GIVEN TEXT |
Carlos Miguel Brandão Fernandes (born 5 May 1978) is a Portuguese retired footballer who played as a left-back.

He amassed Primeira Liga totals of 272 games and 13 goals over 15 seasons, mainly in representation of Farense and Braga (three years apiece). He started his professional career with Sporting CP.

Club career
Fernandes was born in Lisbon. During his professional career, the unsuccessful product of Sporting CP's youth system represented, among other clubs, C.F. Os Belenenses and Boavista FC, having made his Primeira Liga debut with S.C. Farense in 1999. In mid-January 2006 he joined S.C. Braga, appearing in seven UEFA Cup matches over the course of his two full seasons.

In July 2008, Fernandes signed with C.S. Marítimo, which had just qualified for the UEFA Cup. He was released in late January 2009, moving in July to S.C. Olhanense which in turn had returned to the top division after 34 years.

In the subsequent top-flight campaign, Fernandes was first-choice left-back and also scored twice. On 12 December 2009, he opened the score at home against S.L. Benfica in an eventual 2–2 draw; Olhanense also managed to stay up, after finishing in 13th position.

Dataset items |
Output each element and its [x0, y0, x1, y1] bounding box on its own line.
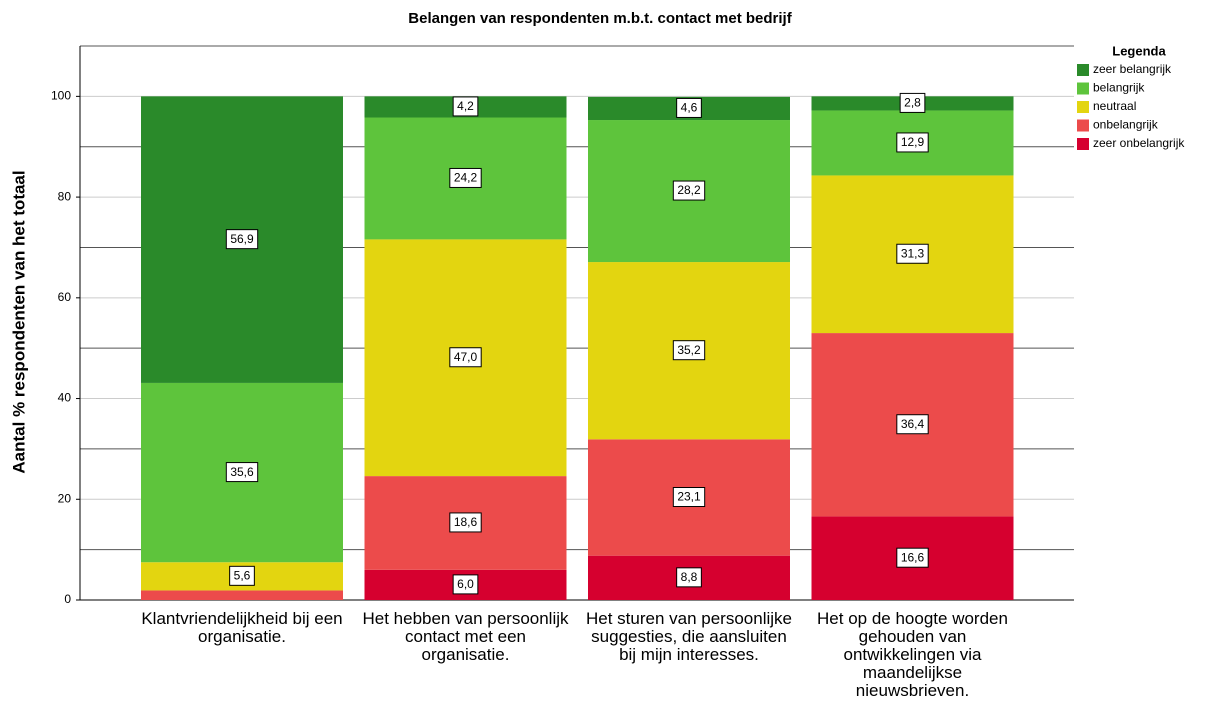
data-label-box — [452, 574, 479, 595]
data-label: 28,2 — [677, 183, 701, 197]
legend-swatch — [1077, 101, 1089, 113]
data-label: 5,6 — [234, 569, 251, 583]
data-label-box — [449, 167, 482, 188]
data-label: 47,0 — [454, 350, 478, 364]
data-label: 2,8 — [904, 96, 921, 110]
legend-swatch — [1077, 64, 1089, 76]
data-label: 12,9 — [901, 135, 925, 149]
data-label-box — [672, 487, 706, 508]
data-label: 36,4 — [901, 417, 925, 431]
data-label-box — [449, 512, 482, 533]
y-tick-label: 40 — [58, 391, 72, 405]
legend-label: neutraal — [1093, 99, 1136, 113]
bar-segment — [141, 590, 343, 600]
data-label-box — [449, 347, 482, 368]
legend-label: zeer belangrijk — [1093, 62, 1172, 76]
chart-title: Belangen van respondenten m.b.t. contact… — [408, 10, 792, 27]
data-label: 35,2 — [677, 343, 701, 357]
data-label: 56,9 — [230, 232, 254, 246]
data-label: 4,2 — [457, 99, 474, 113]
data-label-box — [452, 96, 479, 117]
data-label-box — [896, 132, 929, 153]
data-label-box — [225, 229, 259, 250]
data-label: 18,6 — [454, 515, 478, 529]
x-tick-label: Klantvriendelijkheid bij een organisatie. — [141, 609, 342, 646]
data-label: 8,8 — [681, 570, 698, 584]
data-label-box — [672, 340, 706, 361]
data-label-box — [896, 414, 929, 435]
data-label-box — [676, 97, 702, 118]
legend-swatch — [1077, 138, 1089, 150]
x-tick-label: Het hebben van persoonlijk contact met ee… — [362, 609, 569, 664]
x-tick-label: Het sturen van persoonlijke suggesties, d… — [586, 609, 792, 664]
data-label-box — [896, 243, 929, 264]
y-axis-title: Aantal % respondenten van het totaal — [9, 170, 28, 473]
data-label-box — [899, 92, 926, 113]
data-label: 6,0 — [457, 577, 474, 591]
legend-label: zeer onbelangrijk — [1093, 136, 1185, 150]
legend-swatch — [1077, 119, 1089, 132]
data-label: 24,2 — [454, 171, 478, 185]
y-tick-label: 80 — [58, 189, 72, 203]
data-label-box — [896, 547, 929, 568]
legend-label: belangrijk — [1093, 81, 1145, 95]
x-tick-label: Het op de hoogte worden gehouden van ontwi… — [817, 609, 1008, 700]
y-tick-label: 0 — [64, 592, 71, 606]
y-tick-label: 100 — [51, 89, 71, 103]
y-tick-label: 20 — [58, 491, 72, 505]
data-label-box — [229, 565, 255, 586]
legend-swatch — [1077, 82, 1089, 95]
data-label: 23,1 — [677, 490, 701, 504]
data-label: 35,6 — [230, 465, 254, 479]
data-label: 31,3 — [901, 246, 925, 260]
data-label-box — [676, 567, 702, 588]
legend-label: onbelangrijk — [1093, 118, 1159, 132]
data-label-box — [672, 180, 706, 201]
data-label-box — [225, 462, 259, 483]
legend-title: Legenda — [1112, 43, 1166, 58]
y-tick-label: 60 — [58, 290, 72, 304]
data-label: 16,6 — [901, 550, 925, 564]
data-label: 4,6 — [681, 101, 698, 115]
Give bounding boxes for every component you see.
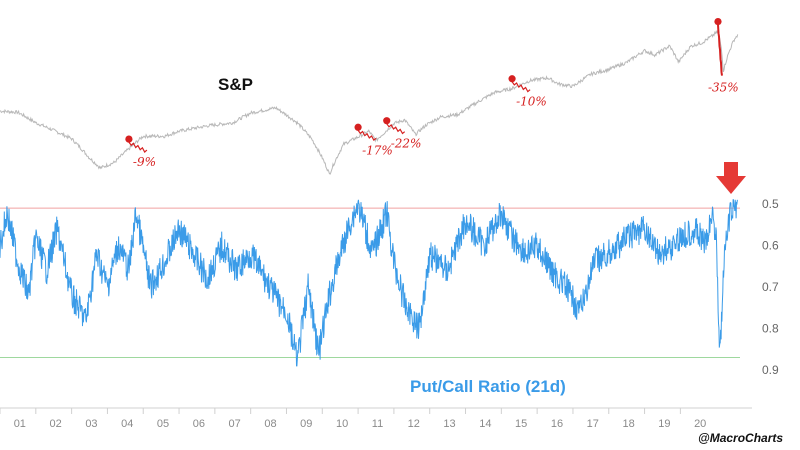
x-tick-label: 11 xyxy=(372,418,383,430)
x-tick-label: 19 xyxy=(658,418,670,430)
x-tick-label: 09 xyxy=(300,418,312,430)
x-tick-label: 16 xyxy=(551,418,563,430)
x-tick-label: 20 xyxy=(694,418,706,430)
x-tick-label: 17 xyxy=(587,418,599,430)
pc-panel: 0.5 0.6 0.7 0.8 0.9 01 02 03 04 05 06 07 08 09 10 11 12… xyxy=(0,162,779,430)
drawdown-label: -35% xyxy=(708,81,739,95)
x-tick-label: 02 xyxy=(50,418,62,430)
drawdown-label: -22% xyxy=(391,137,422,151)
y-tick-label: 0.8 xyxy=(762,322,779,336)
pc-series-line xyxy=(0,199,738,367)
drawdown-peak-dot xyxy=(714,17,722,26)
x-tick-label: 04 xyxy=(121,418,133,430)
y-tick-label: 0.7 xyxy=(762,280,779,294)
y-tick-label: 0.9 xyxy=(762,363,779,377)
x-tick-label: 12 xyxy=(408,418,420,430)
y-tick-label: 0.5 xyxy=(762,197,779,211)
x-tick-label: 14 xyxy=(479,418,491,430)
sp-drawdown-marks: -9% -17%-22% -10% -35% xyxy=(125,17,739,169)
x-tick-label: 13 xyxy=(443,418,455,430)
x-tick-label: 06 xyxy=(193,418,205,430)
pc-title: Put/Call Ratio (21d) xyxy=(410,377,566,396)
sp-title: S&P xyxy=(218,75,253,94)
drawdown-segment xyxy=(357,129,377,142)
x-tick-label: 08 xyxy=(264,418,276,430)
x-tick-label: 01 xyxy=(14,418,26,430)
x-tick-label: 07 xyxy=(229,418,241,430)
drawdown-peak-dot xyxy=(354,123,362,131)
drawdown-peak-dot xyxy=(383,117,391,125)
drawdown-segment xyxy=(386,123,406,135)
x-tick-label: 05 xyxy=(157,418,169,430)
drawdown-peak-dot xyxy=(125,135,133,143)
drawdown-peak-dot xyxy=(508,75,516,83)
down-arrow-icon xyxy=(716,162,746,194)
x-tick-label: 15 xyxy=(515,418,527,430)
x-tick-label: 10 xyxy=(336,418,348,430)
sp-series-line xyxy=(0,29,739,175)
pc-y-axis: 0.5 0.6 0.7 0.8 0.9 xyxy=(762,197,779,377)
y-tick-label: 0.6 xyxy=(762,239,779,253)
drawdown-label: -9% xyxy=(133,155,156,169)
drawdown-segment xyxy=(128,141,148,153)
drawdown-segment xyxy=(717,24,723,76)
pc-x-axis: 01 02 03 04 05 06 07 08 09 10 11 12 13 14 15 16 17 18 19 20 xyxy=(0,408,706,430)
sp-panel: S&P -9% -17%-22% -10% -35% xyxy=(0,17,739,175)
x-tick-label: 03 xyxy=(85,418,97,430)
drawdown-label: -10% xyxy=(516,95,547,109)
credit: @MacroCharts xyxy=(698,431,783,445)
drawdown-label: -17% xyxy=(362,143,393,157)
x-tick-label: 18 xyxy=(622,418,634,430)
drawdown-segment xyxy=(511,81,531,93)
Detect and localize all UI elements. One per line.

BRIEF |
Print the passage of the footballer biography from "In the subsequent" to "in 13th position." word for word.

RESULT OF THIS EXERCISE |
In the subsequent top-flight campaign, Fernandes was first-choice left-back and also scored twice. On 12 December 2009, he opened the score at home against S.L. Benfica in an eventual 2–2 draw; Olhanense also managed to stay up, after finishing in 13th position.